─── AVAILABLE RECORDS ───

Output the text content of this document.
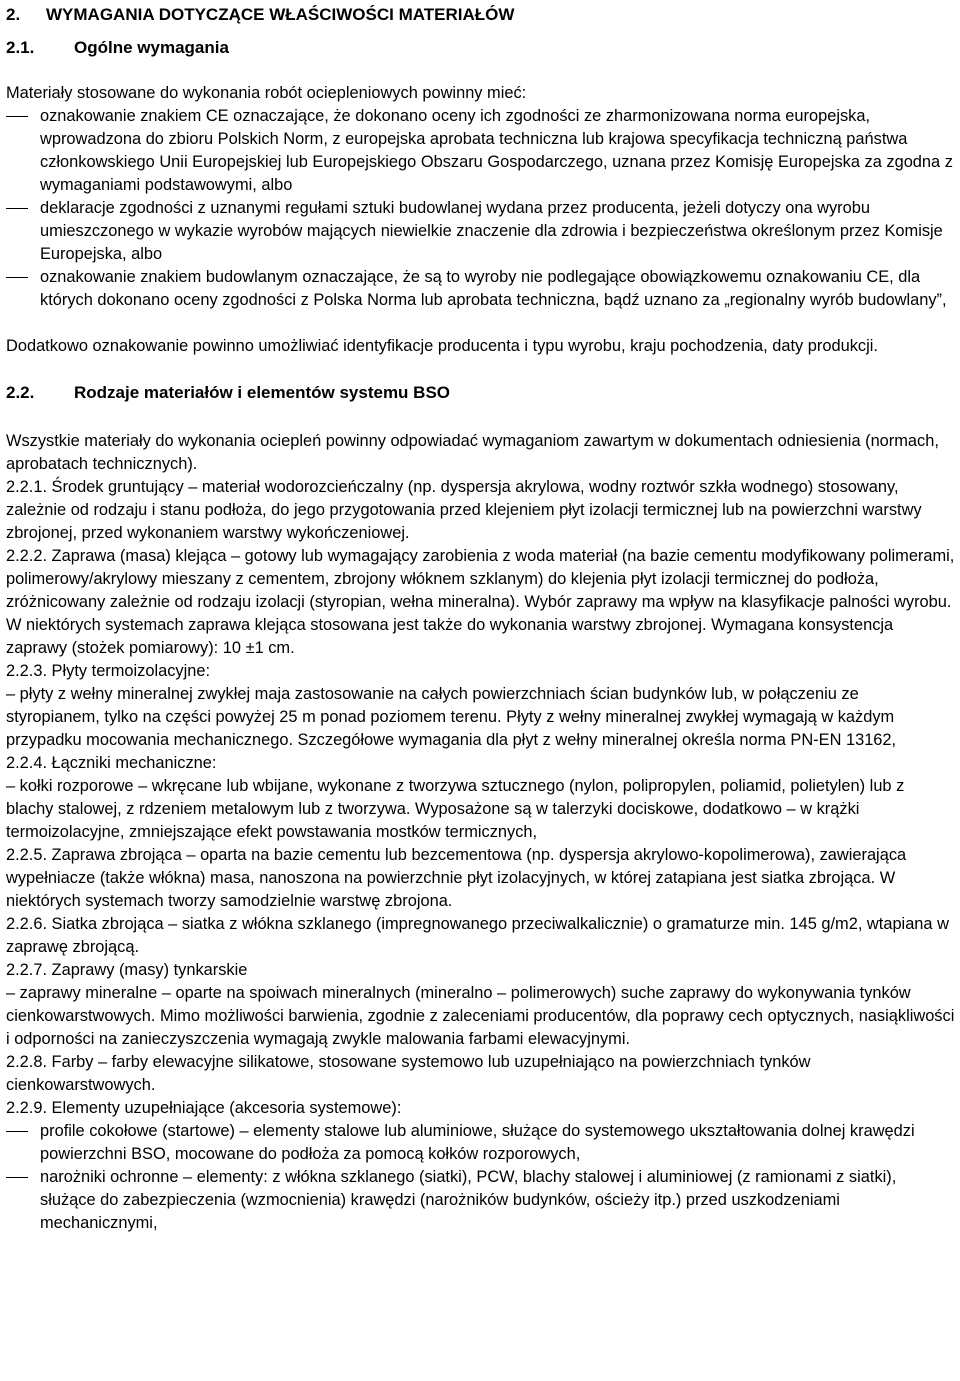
2. WYMAGANIA DOTYCZĄCE WŁAŚCIWOŚCI MATERIAŁÓW
2.1. Ogólne wymagania

Materiały stosowane do wykonania robót ociepleniowych powinny mieć:

oznakowanie znakiem CE oznaczające, że dokonano oceny ich zgodności ze zharmonizowana norma europejska, wprowadzona do zbioru Polskich Norm, z europejska aprobata techniczna lub krajowa specyfikacja techniczną państwa członkowskiego Unii Europejskiej lub Europejskiego Obszaru Gospodarczego, uznana przez Komisję Europejska za zgodna z wymaganiami podstawowymi, albo
deklaracje zgodności z uznanymi regułami sztuki budowlanej wydana przez producenta, jeżeli dotyczy ona wyrobu umieszczonego w wykazie wyrobów mających niewielkie znaczenie dla zdrowia i bezpieczeństwa określonym przez Komisje Europejska, albo
oznakowanie znakiem budowlanym oznaczające, że są to wyroby nie podlegające obowiązkowemu oznakowaniu CE, dla których dokonano oceny zgodności z Polska Norma lub aprobata techniczna, bądź uznano za „regionalny wyrób budowlany”,

Dodatkowo oznakowanie powinno umożliwiać identyfikacje producenta i typu wyrobu, kraju pochodzenia, daty produkcji.

2.2. Rodzaje materiałów i elementów systemu BSO

Wszystkie materiały do wykonania ociepleń powinny odpowiadać wymaganiom zawartym w dokumentach odniesienia (normach, aprobatach technicznych).

2.2.1. Środek gruntujący – materiał wodorozcieńczalny (np. dyspersja akrylowa, wodny roztwór szkła wodnego) stosowany, zależnie od rodzaju i stanu podłoża, do jego przygotowania przed klejeniem płyt izolacji termicznej lub na powierzchni warstwy zbrojonej, przed wykonaniem warstwy wykończeniowej.

2.2.2. Zaprawa (masa) klejąca – gotowy lub wymagający zarobienia z woda materiał (na bazie cementu modyfikowany polimerami, polimerowy/akrylowy mieszany z cementem, zbrojony włóknem szklanym) do klejenia płyt izolacji termicznej do podłoża, zróżnicowany zależnie od rodzaju izolacji (styropian, wełna mineralna). Wybór zaprawy ma wpływ na klasyfikacje palności wyrobu. W niektórych systemach zaprawa klejąca stosowana jest także do wykonania warstwy zbrojonej. Wymagana konsystencja zaprawy (stożek pomiarowy): 10 ±1 cm.

2.2.3. Płyty termoizolacyjne:

– płyty z wełny mineralnej zwykłej maja zastosowanie na całych powierzchniach ścian budynków lub, w połączeniu ze styropianem, tylko na części powyżej 25 m ponad poziomem terenu. Płyty z wełny mineralnej zwykłej wymagają w każdym przypadku mocowania mechanicznego. Szczegółowe wymagania dla płyt z wełny mineralnej określa norma PN-EN 13162,

2.2.4. Łączniki mechaniczne:

– kołki rozporowe – wkręcane lub wbijane, wykonane z tworzywa sztucznego (nylon, polipropylen, poliamid, polietylen) lub z blachy stalowej, z rdzeniem metalowym lub z tworzywa. Wyposażone są w talerzyki dociskowe, dodatkowo – w krążki termoizolacyjne, zmniejszające efekt powstawania mostków termicznych,

2.2.5. Zaprawa zbrojąca – oparta na bazie cementu lub bezcementowa (np. dyspersja akrylowo-kopolimerowa), zawierająca wypełniacze (także włókna) masa, nanoszona na powierzchnie płyt izolacyjnych, w której zatapiana jest siatka zbrojąca. W niektórych systemach tworzy samodzielnie warstwę zbrojona.

2.2.6. Siatka zbrojąca – siatka z włókna szklanego (impregnowanego przeciwalkalicznie) o gramaturze min. 145 g/m2, wtapiana w zaprawę zbrojącą.

2.2.7. Zaprawy (masy) tynkarskie

– zaprawy mineralne – oparte na spoiwach mineralnych (mineralno – polimerowych) suche zaprawy do wykonywania tynków cienkowarstwowych. Mimo możliwości barwienia, zgodnie z zaleceniami producentów, dla poprawy cech optycznych, nasiąkliwości i odporności na zanieczyszczenia wymagają zwykle malowania farbami elewacyjnymi.

2.2.8. Farby – farby elewacyjne silikatowe, stosowane systemowo lub uzupełniająco na powierzchniach tynków cienkowarstwowych.

2.2.9. Elementy uzupełniające (akcesoria systemowe):

profile cokołowe (startowe) – elementy stalowe lub aluminiowe, służące do systemowego ukształtowania dolnej krawędzi powierzchni BSO, mocowane do podłoża za pomocą kołków rozporowych,
narożniki ochronne – elementy: z włókna szklanego (siatki), PCW, blachy stalowej i aluminiowej (z ramionami z siatki), służące do zabezpieczenia (wzmocnienia) krawędzi (narożników budynków, ościeży itp.) przed uszkodzeniami mechanicznymi,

───

• _OBJECTIVE_
Every entry must be written out exactly, with all pictures left out.

• _RESULT FOR THIS EXERCISE_
Output the text content of this document.
2. WYMAGANIA DOTYCZĄCE WŁAŚCIWOŚCI MATERIAŁÓW
2.1. Ogólne wymagania

Materiały stosowane do wykonania robót ociepleniowych powinny mieć:

oznakowanie znakiem CE oznaczające, że dokonano oceny ich zgodności ze zharmonizowana norma europejska, wprowadzona do zbioru Polskich Norm, z europejska aprobata techniczna lub krajowa specyfikacja techniczną państwa członkowskiego Unii Europejskiej lub Europejskiego Obszaru Gospodarczego, uznana przez Komisję Europejska za zgodna z wymaganiami podstawowymi, albo
deklaracje zgodności z uznanymi regułami sztuki budowlanej wydana przez producenta, jeżeli dotyczy ona wyrobu umieszczonego w wykazie wyrobów mających niewielkie znaczenie dla zdrowia i bezpieczeństwa określonym przez Komisje Europejska, albo
oznakowanie znakiem budowlanym oznaczające, że są to wyroby nie podlegające obowiązkowemu oznakowaniu CE, dla których dokonano oceny zgodności z Polska Norma lub aprobata techniczna, bądź uznano za „regionalny wyrób budowlany”,

Dodatkowo oznakowanie powinno umożliwiać identyfikacje producenta i typu wyrobu, kraju pochodzenia, daty produkcji.

2.2. Rodzaje materiałów i elementów systemu BSO

Wszystkie materiały do wykonania ociepleń powinny odpowiadać wymaganiom zawartym w dokumentach odniesienia (normach, aprobatach technicznych).

2.2.1. Środek gruntujący – materiał wodorozcieńczalny (np. dyspersja akrylowa, wodny roztwór szkła wodnego) stosowany, zależnie od rodzaju i stanu podłoża, do jego przygotowania przed klejeniem płyt izolacji termicznej lub na powierzchni warstwy zbrojonej, przed wykonaniem warstwy wykończeniowej.

2.2.2. Zaprawa (masa) klejąca – gotowy lub wymagający zarobienia z woda materiał (na bazie cementu modyfikowany polimerami, polimerowy/akrylowy mieszany z cementem, zbrojony włóknem szklanym) do klejenia płyt izolacji termicznej do podłoża, zróżnicowany zależnie od rodzaju izolacji (styropian, wełna mineralna). Wybór zaprawy ma wpływ na klasyfikacje palności wyrobu. W niektórych systemach zaprawa klejąca stosowana jest także do wykonania warstwy zbrojonej. Wymagana konsystencja zaprawy (stożek pomiarowy): 10 ±1 cm.

2.2.3. Płyty termoizolacyjne:

– płyty z wełny mineralnej zwykłej maja zastosowanie na całych powierzchniach ścian budynków lub, w połączeniu ze styropianem, tylko na części powyżej 25 m ponad poziomem terenu. Płyty z wełny mineralnej zwykłej wymagają w każdym przypadku mocowania mechanicznego. Szczegółowe wymagania dla płyt z wełny mineralnej określa norma PN-EN 13162,

2.2.4. Łączniki mechaniczne:

– kołki rozporowe – wkręcane lub wbijane, wykonane z tworzywa sztucznego (nylon, polipropylen, poliamid, polietylen) lub z blachy stalowej, z rdzeniem metalowym lub z tworzywa. Wyposażone są w talerzyki dociskowe, dodatkowo – w krążki termoizolacyjne, zmniejszające efekt powstawania mostków termicznych,

2.2.5. Zaprawa zbrojąca – oparta na bazie cementu lub bezcementowa (np. dyspersja akrylowo-kopolimerowa), zawierająca wypełniacze (także włókna) masa, nanoszona na powierzchnie płyt izolacyjnych, w której zatapiana jest siatka zbrojąca. W niektórych systemach tworzy samodzielnie warstwę zbrojona.

2.2.6. Siatka zbrojąca – siatka z włókna szklanego (impregnowanego przeciwalkalicznie) o gramaturze min. 145 g/m2, wtapiana w zaprawę zbrojącą.

2.2.7. Zaprawy (masy) tynkarskie

– zaprawy mineralne – oparte na spoiwach mineralnych (mineralno – polimerowych) suche zaprawy do wykonywania tynków cienkowarstwowych. Mimo możliwości barwienia, zgodnie z zaleceniami producentów, dla poprawy cech optycznych, nasiąkliwości i odporności na zanieczyszczenia wymagają zwykle malowania farbami elewacyjnymi.

2.2.8. Farby – farby elewacyjne silikatowe, stosowane systemowo lub uzupełniająco na powierzchniach tynków cienkowarstwowych.

2.2.9. Elementy uzupełniające (akcesoria systemowe):

profile cokołowe (startowe) – elementy stalowe lub aluminiowe, służące do systemowego ukształtowania dolnej krawędzi powierzchni BSO, mocowane do podłoża za pomocą kołków rozporowych,
narożniki ochronne – elementy: z włókna szklanego (siatki), PCW, blachy stalowej i aluminiowej (z ramionami z siatki), służące do zabezpieczenia (wzmocnienia) krawędzi (narożników budynków, ościeży itp.) przed uszkodzeniami mechanicznymi,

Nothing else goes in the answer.